Exercise description :: Wherever the word "защиты" appears in a line, extract that line.

* Start Information given *

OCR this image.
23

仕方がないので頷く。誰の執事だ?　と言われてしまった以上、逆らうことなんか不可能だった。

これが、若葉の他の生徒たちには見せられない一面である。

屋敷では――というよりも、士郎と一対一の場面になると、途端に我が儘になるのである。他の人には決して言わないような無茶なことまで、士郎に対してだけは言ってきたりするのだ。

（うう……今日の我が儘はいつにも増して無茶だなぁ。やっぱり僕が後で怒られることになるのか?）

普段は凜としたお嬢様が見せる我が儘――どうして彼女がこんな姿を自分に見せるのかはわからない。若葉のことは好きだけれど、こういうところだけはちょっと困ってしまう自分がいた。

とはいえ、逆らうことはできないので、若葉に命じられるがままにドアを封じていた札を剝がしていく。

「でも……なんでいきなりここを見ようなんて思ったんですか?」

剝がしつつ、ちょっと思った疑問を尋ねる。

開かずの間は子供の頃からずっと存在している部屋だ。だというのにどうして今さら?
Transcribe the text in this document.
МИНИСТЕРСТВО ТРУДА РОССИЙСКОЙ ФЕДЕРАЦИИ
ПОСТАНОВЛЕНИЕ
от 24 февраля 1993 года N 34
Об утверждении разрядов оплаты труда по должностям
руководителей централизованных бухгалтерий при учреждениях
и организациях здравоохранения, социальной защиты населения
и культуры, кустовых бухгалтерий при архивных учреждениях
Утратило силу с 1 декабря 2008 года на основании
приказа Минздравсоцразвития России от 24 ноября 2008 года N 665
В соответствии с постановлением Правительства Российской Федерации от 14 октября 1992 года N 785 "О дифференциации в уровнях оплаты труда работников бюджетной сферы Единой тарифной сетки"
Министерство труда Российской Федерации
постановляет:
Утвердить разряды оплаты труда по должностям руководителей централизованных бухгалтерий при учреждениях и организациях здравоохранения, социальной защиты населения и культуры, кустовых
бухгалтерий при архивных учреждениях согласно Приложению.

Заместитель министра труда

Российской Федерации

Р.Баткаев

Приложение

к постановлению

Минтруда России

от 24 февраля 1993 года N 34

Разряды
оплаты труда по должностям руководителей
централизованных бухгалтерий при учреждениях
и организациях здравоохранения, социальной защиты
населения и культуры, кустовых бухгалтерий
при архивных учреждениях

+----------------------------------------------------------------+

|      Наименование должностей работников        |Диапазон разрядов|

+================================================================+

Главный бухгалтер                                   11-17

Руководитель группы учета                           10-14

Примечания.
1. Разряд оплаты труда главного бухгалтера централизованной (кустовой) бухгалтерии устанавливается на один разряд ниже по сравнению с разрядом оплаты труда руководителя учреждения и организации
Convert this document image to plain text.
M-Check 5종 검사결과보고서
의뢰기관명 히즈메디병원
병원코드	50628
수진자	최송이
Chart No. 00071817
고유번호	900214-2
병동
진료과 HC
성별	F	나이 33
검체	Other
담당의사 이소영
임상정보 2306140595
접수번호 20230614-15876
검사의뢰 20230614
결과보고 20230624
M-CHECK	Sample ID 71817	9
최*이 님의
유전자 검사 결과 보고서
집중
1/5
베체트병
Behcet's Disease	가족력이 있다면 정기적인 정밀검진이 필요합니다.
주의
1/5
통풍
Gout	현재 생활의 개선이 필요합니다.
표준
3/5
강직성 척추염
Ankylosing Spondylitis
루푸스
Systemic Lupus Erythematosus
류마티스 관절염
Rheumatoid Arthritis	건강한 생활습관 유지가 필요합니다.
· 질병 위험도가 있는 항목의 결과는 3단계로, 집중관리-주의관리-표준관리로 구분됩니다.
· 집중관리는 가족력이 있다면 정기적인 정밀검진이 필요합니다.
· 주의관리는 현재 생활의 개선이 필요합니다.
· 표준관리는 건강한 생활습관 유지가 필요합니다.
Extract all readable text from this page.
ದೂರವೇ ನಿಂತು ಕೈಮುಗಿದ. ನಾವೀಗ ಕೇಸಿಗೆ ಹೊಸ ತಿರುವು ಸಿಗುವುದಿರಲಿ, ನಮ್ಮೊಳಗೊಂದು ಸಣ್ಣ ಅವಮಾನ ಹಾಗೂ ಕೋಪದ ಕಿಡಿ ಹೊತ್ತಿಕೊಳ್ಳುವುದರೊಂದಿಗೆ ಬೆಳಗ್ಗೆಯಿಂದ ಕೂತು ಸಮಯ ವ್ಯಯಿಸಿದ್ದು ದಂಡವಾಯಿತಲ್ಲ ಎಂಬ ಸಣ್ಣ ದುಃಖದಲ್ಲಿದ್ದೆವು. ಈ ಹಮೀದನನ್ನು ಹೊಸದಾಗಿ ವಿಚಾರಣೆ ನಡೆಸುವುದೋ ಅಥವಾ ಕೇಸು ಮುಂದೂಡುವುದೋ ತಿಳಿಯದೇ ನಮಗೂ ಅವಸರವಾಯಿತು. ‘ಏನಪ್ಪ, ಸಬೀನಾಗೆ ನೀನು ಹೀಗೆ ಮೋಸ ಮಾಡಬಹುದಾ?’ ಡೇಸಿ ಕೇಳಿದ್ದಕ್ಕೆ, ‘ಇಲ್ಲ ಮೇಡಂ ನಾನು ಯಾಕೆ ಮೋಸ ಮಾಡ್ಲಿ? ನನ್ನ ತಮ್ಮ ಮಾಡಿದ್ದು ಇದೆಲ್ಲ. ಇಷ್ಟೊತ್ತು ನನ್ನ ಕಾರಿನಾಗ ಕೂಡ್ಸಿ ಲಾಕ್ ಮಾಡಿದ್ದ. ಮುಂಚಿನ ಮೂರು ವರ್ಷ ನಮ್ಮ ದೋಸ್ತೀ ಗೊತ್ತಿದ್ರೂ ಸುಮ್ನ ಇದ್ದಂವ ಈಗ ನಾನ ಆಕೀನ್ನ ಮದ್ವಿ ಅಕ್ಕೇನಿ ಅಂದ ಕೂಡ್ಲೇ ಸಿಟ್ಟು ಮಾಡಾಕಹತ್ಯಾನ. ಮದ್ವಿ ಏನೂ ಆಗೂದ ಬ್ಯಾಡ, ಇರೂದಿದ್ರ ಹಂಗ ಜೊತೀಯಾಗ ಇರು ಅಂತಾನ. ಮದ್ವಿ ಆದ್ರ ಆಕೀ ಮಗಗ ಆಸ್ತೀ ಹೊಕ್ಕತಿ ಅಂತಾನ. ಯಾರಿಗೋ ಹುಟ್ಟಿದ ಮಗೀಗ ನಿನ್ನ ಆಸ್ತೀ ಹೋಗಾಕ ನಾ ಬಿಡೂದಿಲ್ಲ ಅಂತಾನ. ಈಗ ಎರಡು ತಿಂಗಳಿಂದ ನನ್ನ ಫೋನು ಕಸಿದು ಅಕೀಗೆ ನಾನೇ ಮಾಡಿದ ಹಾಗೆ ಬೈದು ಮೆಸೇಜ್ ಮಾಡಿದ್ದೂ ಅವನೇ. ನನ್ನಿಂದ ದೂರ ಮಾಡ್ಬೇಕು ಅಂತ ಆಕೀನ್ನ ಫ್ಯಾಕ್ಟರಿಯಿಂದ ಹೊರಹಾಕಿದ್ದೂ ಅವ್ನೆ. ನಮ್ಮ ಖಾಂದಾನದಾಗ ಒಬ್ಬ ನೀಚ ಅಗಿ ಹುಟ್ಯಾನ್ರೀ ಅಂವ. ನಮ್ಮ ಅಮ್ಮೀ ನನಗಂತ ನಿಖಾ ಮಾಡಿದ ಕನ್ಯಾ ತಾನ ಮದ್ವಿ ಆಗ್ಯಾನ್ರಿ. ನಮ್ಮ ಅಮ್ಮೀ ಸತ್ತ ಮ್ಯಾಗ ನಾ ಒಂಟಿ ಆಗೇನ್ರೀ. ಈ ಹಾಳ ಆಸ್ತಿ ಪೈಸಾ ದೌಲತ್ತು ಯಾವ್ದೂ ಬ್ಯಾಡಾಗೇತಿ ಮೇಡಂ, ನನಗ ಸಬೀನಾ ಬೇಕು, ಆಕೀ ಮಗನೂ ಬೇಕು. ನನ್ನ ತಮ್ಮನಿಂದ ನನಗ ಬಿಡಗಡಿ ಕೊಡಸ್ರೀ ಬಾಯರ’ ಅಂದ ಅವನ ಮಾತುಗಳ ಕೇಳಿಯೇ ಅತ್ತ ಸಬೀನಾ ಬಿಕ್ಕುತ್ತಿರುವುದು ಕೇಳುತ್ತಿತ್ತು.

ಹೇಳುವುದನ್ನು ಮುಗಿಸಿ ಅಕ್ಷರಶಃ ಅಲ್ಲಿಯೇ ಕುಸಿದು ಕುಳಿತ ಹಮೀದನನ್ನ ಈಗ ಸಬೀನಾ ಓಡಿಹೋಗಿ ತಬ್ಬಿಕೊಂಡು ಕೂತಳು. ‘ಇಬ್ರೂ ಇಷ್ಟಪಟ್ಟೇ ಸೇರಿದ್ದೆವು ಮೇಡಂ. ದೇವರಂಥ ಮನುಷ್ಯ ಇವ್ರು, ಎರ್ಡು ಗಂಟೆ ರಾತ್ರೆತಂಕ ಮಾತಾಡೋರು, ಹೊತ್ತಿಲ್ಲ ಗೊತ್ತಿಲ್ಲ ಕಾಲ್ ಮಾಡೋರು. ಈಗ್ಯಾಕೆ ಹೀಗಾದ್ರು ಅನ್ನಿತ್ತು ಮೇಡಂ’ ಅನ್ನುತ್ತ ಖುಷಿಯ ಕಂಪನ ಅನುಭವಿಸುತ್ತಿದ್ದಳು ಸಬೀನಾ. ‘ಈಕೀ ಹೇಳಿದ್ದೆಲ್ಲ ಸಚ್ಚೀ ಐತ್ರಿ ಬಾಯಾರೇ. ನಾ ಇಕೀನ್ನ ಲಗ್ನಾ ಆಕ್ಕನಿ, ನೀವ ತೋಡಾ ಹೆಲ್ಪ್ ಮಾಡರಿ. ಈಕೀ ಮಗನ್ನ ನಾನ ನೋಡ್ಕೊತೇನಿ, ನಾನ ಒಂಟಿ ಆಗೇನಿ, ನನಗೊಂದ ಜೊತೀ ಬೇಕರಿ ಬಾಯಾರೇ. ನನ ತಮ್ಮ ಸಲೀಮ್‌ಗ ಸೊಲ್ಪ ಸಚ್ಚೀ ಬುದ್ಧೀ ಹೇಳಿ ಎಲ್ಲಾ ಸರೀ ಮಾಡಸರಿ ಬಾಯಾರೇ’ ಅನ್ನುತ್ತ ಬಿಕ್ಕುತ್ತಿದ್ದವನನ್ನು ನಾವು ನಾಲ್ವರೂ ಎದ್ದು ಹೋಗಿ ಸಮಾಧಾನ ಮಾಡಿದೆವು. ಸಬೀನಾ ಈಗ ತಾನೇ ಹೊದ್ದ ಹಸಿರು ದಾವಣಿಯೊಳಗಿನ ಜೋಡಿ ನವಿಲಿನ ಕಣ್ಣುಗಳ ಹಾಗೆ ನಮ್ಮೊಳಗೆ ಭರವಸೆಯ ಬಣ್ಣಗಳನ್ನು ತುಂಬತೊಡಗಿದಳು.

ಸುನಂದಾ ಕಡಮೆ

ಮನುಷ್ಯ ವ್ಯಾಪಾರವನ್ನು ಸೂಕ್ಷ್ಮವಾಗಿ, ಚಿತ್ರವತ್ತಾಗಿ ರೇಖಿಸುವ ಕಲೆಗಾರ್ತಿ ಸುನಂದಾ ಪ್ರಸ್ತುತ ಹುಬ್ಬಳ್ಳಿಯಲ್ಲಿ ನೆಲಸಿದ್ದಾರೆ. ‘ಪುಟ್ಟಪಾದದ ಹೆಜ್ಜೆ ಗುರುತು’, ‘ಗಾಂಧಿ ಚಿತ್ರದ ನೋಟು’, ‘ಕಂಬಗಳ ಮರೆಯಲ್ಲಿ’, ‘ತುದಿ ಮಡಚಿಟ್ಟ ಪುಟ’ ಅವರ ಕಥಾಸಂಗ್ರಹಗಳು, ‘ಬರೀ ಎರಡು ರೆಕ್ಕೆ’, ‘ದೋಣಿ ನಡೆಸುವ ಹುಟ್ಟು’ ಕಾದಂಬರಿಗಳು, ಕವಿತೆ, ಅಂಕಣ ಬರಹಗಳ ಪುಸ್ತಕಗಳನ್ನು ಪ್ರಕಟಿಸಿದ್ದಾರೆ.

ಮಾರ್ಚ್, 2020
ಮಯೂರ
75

* End Information given *

Exercise response ::
и организациях здравоохранения, социальной защиты населения
Утвердить разряды оплаты труда по должностям руководителей централизованных бухгалтерий при учреждениях и организациях здравоохранения, социальной защиты населения и культуры, кустовых
и организациях здравоохранения, социальной защиты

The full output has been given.